◆ TASK DESCRIPTION:
Exactly as given, repeat all of the entries.

Data extracted from a collection
>> start

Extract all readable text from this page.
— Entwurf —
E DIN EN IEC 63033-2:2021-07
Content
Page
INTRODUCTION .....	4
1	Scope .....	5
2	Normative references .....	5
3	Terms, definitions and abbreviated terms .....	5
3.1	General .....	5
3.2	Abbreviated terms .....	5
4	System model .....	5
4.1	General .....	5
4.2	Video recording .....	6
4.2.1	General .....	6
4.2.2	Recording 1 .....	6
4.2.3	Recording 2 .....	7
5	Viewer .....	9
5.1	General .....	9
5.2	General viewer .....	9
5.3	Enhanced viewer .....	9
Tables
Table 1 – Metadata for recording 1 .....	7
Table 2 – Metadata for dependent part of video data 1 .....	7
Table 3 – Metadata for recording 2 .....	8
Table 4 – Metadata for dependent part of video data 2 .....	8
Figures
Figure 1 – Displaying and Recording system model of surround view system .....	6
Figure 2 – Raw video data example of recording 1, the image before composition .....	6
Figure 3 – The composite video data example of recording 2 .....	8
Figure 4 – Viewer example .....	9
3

>> end

◆ SOLUTION FOR THIS EXERCISE:
Extract all readable text from this page.
— Entwurf —
E DIN EN IEC 63033-2:2021-07
Content
Page
INTRODUCTION .....	4
1	Scope .....	5
2	Normative references .....	5
3	Terms, definitions and abbreviated terms .....	5
3.1	General .....	5
3.2	Abbreviated terms .....	5
4	System model .....	5
4.1	General .....	5
4.2	Video recording .....	6
4.2.1	General .....	6
4.2.2	Recording 1 .....	6
4.2.3	Recording 2 .....	7
5	Viewer .....	9
5.1	General .....	9
5.2	General viewer .....	9
5.3	Enhanced viewer .....	9
Tables
Table 1 – Metadata for recording 1 .....	7
Table 2 – Metadata for dependent part of video data 1 .....	7
Table 3 – Metadata for recording 2 .....	8
Table 4 – Metadata for dependent part of video data 2 .....	8
Figures
Figure 1 – Displaying and Recording system model of surround view system .....	6
Figure 2 – Raw video data example of recording 1, the image before composition .....	6
Figure 3 – The composite video data example of recording 2 .....	8
Figure 4 – Viewer example .....	9
3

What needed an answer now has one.